Your copy of the material must match it exactly, except that pictures are dropped.

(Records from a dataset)

--

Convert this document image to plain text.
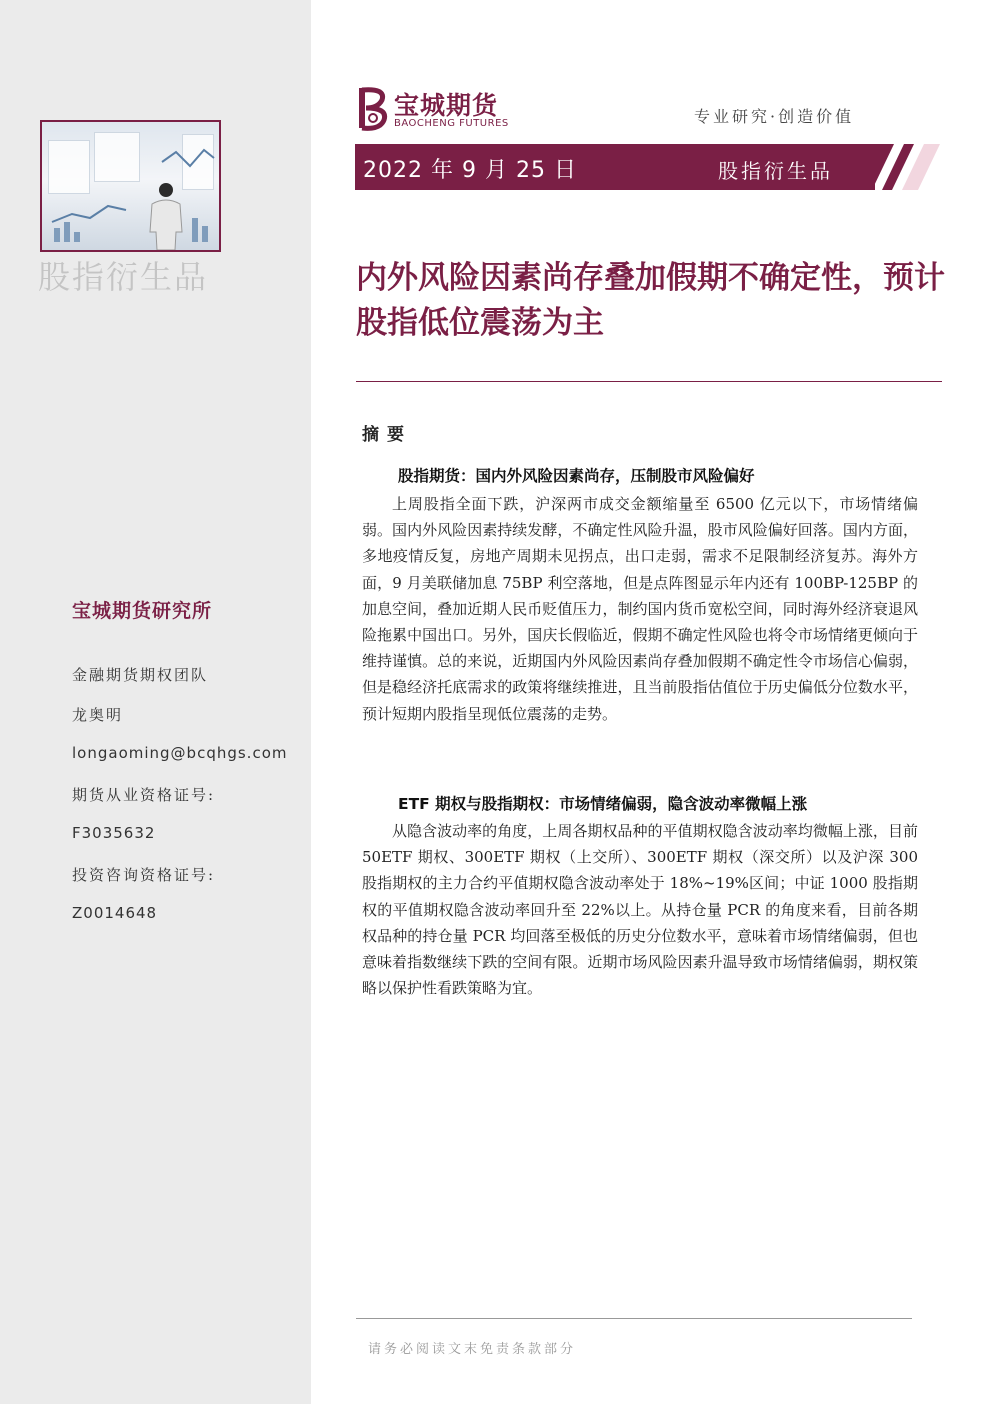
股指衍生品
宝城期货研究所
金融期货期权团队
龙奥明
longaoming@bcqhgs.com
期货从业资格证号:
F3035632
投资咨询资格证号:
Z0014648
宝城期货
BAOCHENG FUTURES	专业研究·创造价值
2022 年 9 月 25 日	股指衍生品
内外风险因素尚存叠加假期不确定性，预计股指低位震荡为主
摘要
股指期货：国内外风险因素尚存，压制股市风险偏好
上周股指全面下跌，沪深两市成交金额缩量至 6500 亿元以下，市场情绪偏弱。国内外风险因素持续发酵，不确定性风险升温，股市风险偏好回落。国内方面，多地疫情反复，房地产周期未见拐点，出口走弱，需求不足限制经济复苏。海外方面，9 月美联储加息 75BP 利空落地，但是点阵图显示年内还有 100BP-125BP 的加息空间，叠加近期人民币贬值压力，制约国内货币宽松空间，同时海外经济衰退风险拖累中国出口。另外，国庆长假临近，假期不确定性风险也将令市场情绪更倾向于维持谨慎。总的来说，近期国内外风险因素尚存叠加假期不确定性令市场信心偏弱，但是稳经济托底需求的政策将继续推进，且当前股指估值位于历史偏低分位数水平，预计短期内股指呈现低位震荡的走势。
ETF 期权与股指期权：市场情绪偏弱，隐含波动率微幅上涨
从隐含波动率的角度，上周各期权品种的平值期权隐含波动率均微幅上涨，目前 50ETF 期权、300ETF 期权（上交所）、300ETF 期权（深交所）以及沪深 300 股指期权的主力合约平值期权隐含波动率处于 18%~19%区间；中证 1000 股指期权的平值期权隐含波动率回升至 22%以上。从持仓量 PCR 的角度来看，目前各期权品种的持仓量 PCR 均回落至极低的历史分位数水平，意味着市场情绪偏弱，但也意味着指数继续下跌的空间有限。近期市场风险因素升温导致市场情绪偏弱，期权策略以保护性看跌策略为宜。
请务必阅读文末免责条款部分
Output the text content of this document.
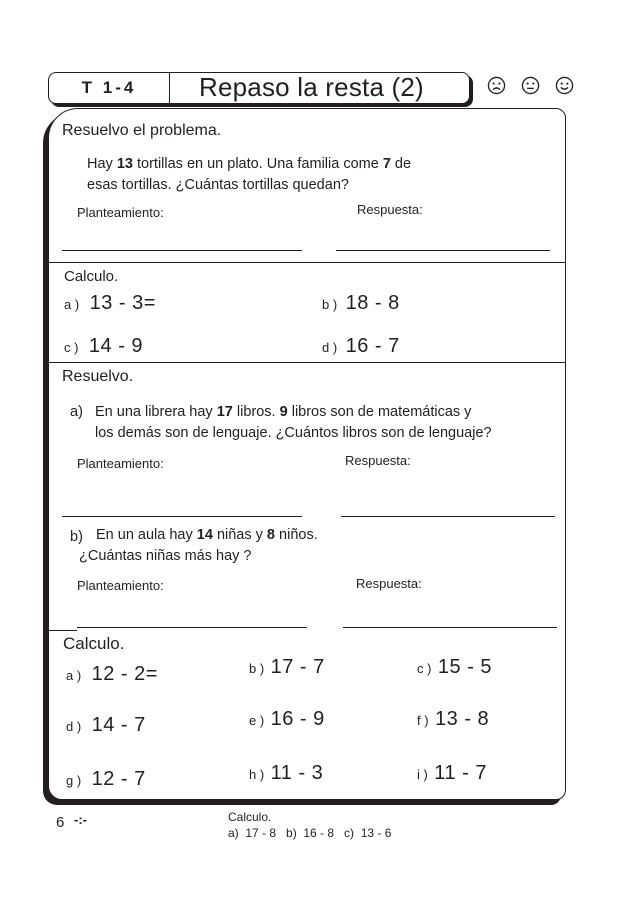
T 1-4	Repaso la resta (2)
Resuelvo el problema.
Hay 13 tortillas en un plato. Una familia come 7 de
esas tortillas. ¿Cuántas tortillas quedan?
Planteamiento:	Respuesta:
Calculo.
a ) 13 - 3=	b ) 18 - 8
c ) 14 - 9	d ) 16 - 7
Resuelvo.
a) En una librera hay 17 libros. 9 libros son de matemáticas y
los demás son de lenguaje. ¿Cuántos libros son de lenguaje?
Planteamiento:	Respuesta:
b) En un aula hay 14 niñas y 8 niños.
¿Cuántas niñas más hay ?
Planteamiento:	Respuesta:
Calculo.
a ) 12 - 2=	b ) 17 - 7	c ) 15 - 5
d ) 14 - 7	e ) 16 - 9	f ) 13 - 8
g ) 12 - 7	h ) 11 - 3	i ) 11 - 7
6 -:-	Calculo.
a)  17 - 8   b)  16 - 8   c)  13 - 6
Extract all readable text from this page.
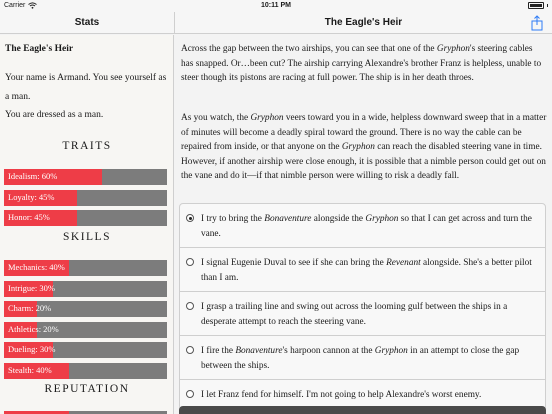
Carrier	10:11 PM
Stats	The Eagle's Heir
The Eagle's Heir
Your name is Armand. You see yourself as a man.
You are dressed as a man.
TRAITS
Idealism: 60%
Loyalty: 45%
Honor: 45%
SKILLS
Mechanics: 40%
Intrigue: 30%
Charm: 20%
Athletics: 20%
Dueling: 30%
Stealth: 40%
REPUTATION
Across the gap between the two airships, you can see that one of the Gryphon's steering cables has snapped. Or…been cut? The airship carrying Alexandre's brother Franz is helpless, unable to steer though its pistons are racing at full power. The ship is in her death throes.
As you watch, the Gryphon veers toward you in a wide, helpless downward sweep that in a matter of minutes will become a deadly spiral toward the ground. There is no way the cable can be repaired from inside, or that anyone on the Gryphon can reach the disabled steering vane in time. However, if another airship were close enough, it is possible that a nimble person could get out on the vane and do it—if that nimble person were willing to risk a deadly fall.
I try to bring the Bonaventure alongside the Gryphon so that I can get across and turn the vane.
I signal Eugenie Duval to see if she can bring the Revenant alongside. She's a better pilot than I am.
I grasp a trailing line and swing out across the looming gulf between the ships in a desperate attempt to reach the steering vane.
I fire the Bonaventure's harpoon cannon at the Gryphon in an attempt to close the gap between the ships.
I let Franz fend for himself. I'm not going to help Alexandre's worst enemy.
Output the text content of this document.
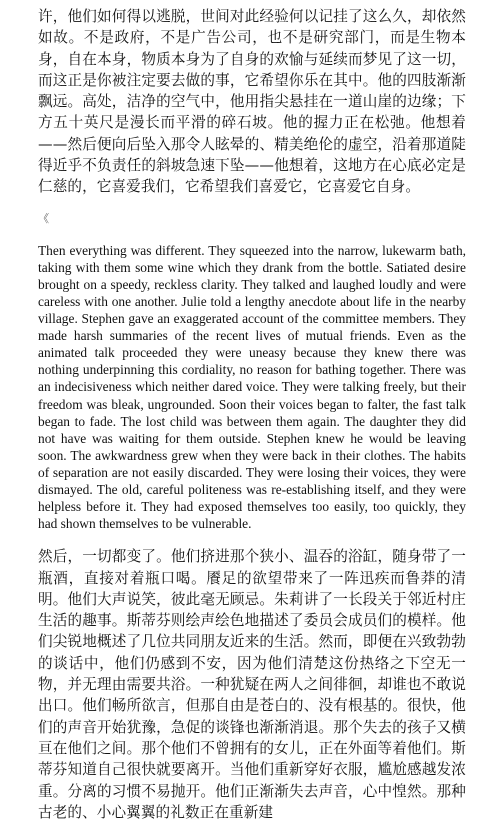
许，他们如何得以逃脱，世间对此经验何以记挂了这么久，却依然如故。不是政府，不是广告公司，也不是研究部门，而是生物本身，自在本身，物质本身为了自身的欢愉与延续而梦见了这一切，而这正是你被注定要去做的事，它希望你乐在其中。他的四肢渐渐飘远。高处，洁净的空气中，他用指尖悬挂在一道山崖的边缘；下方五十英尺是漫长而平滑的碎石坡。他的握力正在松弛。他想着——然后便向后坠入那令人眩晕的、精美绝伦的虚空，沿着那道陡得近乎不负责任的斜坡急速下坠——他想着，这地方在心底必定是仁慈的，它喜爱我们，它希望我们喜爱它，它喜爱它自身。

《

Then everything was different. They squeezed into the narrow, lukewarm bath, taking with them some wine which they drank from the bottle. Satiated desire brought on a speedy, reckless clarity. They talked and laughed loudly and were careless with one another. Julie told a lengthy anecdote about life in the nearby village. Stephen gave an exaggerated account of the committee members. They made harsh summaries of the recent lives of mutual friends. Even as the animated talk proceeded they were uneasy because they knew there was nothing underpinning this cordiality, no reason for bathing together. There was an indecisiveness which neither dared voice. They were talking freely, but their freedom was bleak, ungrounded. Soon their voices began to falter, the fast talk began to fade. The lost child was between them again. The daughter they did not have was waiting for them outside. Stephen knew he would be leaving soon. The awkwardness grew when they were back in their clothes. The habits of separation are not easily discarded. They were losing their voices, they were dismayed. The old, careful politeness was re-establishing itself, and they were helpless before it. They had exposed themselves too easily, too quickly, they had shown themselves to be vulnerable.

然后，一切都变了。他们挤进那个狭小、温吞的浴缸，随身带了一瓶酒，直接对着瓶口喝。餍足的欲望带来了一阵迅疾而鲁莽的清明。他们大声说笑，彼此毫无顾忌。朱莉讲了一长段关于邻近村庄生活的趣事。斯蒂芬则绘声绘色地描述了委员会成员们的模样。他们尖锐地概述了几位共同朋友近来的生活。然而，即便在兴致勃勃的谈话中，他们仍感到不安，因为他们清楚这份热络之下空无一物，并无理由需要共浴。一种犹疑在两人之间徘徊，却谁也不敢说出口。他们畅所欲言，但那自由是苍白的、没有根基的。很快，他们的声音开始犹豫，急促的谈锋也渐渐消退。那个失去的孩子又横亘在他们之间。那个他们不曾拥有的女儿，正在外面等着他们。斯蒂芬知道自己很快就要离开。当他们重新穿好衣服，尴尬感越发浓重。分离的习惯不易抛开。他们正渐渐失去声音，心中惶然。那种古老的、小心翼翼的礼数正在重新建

--

> **RESPONSE FOR THIS EXERCISE**
Convert this document image to plain text.
股指衍生品
宝城期货研究所
金融期货期权团队
龙奥明
longaoming@bcqhgs.com
期货从业资格证号:
F3035632
投资咨询资格证号:
Z0014648
宝城期货
BAOCHENG FUTURES	专业研究·创造价值
2022 年 9 月 25 日	股指衍生品
内外风险因素尚存叠加假期不确定性，预计股指低位震荡为主
摘要
股指期货：国内外风险因素尚存，压制股市风险偏好
上周股指全面下跌，沪深两市成交金额缩量至 6500 亿元以下，市场情绪偏弱。国内外风险因素持续发酵，不确定性风险升温，股市风险偏好回落。国内方面，多地疫情反复，房地产周期未见拐点，出口走弱，需求不足限制经济复苏。海外方面，9 月美联储加息 75BP 利空落地，但是点阵图显示年内还有 100BP-125BP 的加息空间，叠加近期人民币贬值压力，制约国内货币宽松空间，同时海外经济衰退风险拖累中国出口。另外，国庆长假临近，假期不确定性风险也将令市场情绪更倾向于维持谨慎。总的来说，近期国内外风险因素尚存叠加假期不确定性令市场信心偏弱，但是稳经济托底需求的政策将继续推进，且当前股指估值位于历史偏低分位数水平，预计短期内股指呈现低位震荡的走势。
ETF 期权与股指期权：市场情绪偏弱，隐含波动率微幅上涨
从隐含波动率的角度，上周各期权品种的平值期权隐含波动率均微幅上涨，目前 50ETF 期权、300ETF 期权（上交所）、300ETF 期权（深交所）以及沪深 300 股指期权的主力合约平值期权隐含波动率处于 18%~19%区间；中证 1000 股指期权的平值期权隐含波动率回升至 22%以上。从持仓量 PCR 的角度来看，目前各期权品种的持仓量 PCR 均回落至极低的历史分位数水平，意味着市场情绪偏弱，但也意味着指数继续下跌的空间有限。近期市场风险因素升温导致市场情绪偏弱，期权策略以保护性看跌策略为宜。
请务必阅读文末免责条款部分
Output the text content of this document.
T 1-4	Repaso la resta (2)
Resuelvo el problema.
Hay 13 tortillas en un plato. Una familia come 7 de
esas tortillas. ¿Cuántas tortillas quedan?
Planteamiento:	Respuesta:
Calculo.
a ) 13 - 3=	b ) 18 - 8
c ) 14 - 9	d ) 16 - 7
Resuelvo.
a) En una librera hay 17 libros. 9 libros son de matemáticas y
los demás son de lenguaje. ¿Cuántos libros son de lenguaje?
Planteamiento:	Respuesta:
b) En un aula hay 14 niñas y 8 niños.
¿Cuántas niñas más hay ?
Planteamiento:	Respuesta:
Calculo.
a ) 12 - 2=	b ) 17 - 7	c ) 15 - 5
d ) 14 - 7	e ) 16 - 9	f ) 13 - 8
g ) 12 - 7	h ) 11 - 3	i ) 11 - 7
6 -:-	Calculo.
a)  17 - 8   b)  16 - 8   c)  13 - 6
Extract all readable text from this page.
Carrier	10:11 PM
Stats	The Eagle's Heir
The Eagle's Heir
Your name is Armand. You see yourself as a man.
You are dressed as a man.
TRAITS
Idealism: 60%
Loyalty: 45%
Honor: 45%
SKILLS
Mechanics: 40%
Intrigue: 30%
Charm: 20%
Athletics: 20%
Dueling: 30%
Stealth: 40%
REPUTATION
Across the gap between the two airships, you can see that one of the Gryphon's steering cables has snapped. Or…been cut? The airship carrying Alexandre's brother Franz is helpless, unable to steer though its pistons are racing at full power. The ship is in her death throes.
As you watch, the Gryphon veers toward you in a wide, helpless downward sweep that in a matter of minutes will become a deadly spiral toward the ground. There is no way the cable can be repaired from inside, or that anyone on the Gryphon can reach the disabled steering vane in time. However, if another airship were close enough, it is possible that a nimble person could get out on the vane and do it—if that nimble person were willing to risk a deadly fall.
I try to bring the Bonaventure alongside the Gryphon so that I can get across and turn the vane.
I signal Eugenie Duval to see if she can bring the Revenant alongside. She's a better pilot than I am.
I grasp a trailing line and swing out across the looming gulf between the ships in a desperate attempt to reach the steering vane.
I fire the Bonaventure's harpoon cannon at the Gryphon in an attempt to close the gap between the ships.
I let Franz fend for himself. I'm not going to help Alexandre's worst enemy.
Output the text content of this document.
许，他们如何得以逃脱，世间对此经验何以记挂了这么久，却依然如故。不是政府，不是广告公司，也不是研究部门，而是生物本身，自在本身，物质本身为了自身的欢愉与延续而梦见了这一切，而这正是你被注定要去做的事，它希望你乐在其中。他的四肢渐渐飘远。高处，洁净的空气中，他用指尖悬挂在一道山崖的边缘；下方五十英尺是漫长而平滑的碎石坡。他的握力正在松弛。他想着——然后便向后坠入那令人眩晕的、精美绝伦的虚空，沿着那道陡得近乎不负责任的斜坡急速下坠——他想着，这地方在心底必定是仁慈的，它喜爱我们，它希望我们喜爱它，它喜爱它自身。

《

Then everything was different. They squeezed into the narrow, lukewarm bath, taking with them some wine which they drank from the bottle. Satiated desire brought on a speedy, reckless clarity. They talked and laughed loudly and were careless with one another. Julie told a lengthy anecdote about life in the nearby village. Stephen gave an exaggerated account of the committee members. They made harsh summaries of the recent lives of mutual friends. Even as the animated talk proceeded they were uneasy because they knew there was nothing underpinning this cordiality, no reason for bathing together. There was an indecisiveness which neither dared voice. They were talking freely, but their freedom was bleak, ungrounded. Soon their voices began to falter, the fast talk began to fade. The lost child was between them again. The daughter they did not have was waiting for them outside. Stephen knew he would be leaving soon. The awkwardness grew when they were back in their clothes. The habits of separation are not easily discarded. They were losing their voices, they were dismayed. The old, careful politeness was re-establishing itself, and they were helpless before it. They had exposed themselves too easily, too quickly, they had shown themselves to be vulnerable.

然后，一切都变了。他们挤进那个狭小、温吞的浴缸，随身带了一瓶酒，直接对着瓶口喝。餍足的欲望带来了一阵迅疾而鲁莽的清明。他们大声说笑，彼此毫无顾忌。朱莉讲了一长段关于邻近村庄生活的趣事。斯蒂芬则绘声绘色地描述了委员会成员们的模样。他们尖锐地概述了几位共同朋友近来的生活。然而，即便在兴致勃勃的谈话中，他们仍感到不安，因为他们清楚这份热络之下空无一物，并无理由需要共浴。一种犹疑在两人之间徘徊，却谁也不敢说出口。他们畅所欲言，但那自由是苍白的、没有根基的。很快，他们的声音开始犹豫，急促的谈锋也渐渐消退。那个失去的孩子又横亘在他们之间。那个他们不曾拥有的女儿，正在外面等着他们。斯蒂芬知道自己很快就要离开。当他们重新穿好衣服，尴尬感越发浓重。分离的习惯不易抛开。他们正渐渐失去声音，心中惶然。那种古老的、小心翼翼的礼数正在重新建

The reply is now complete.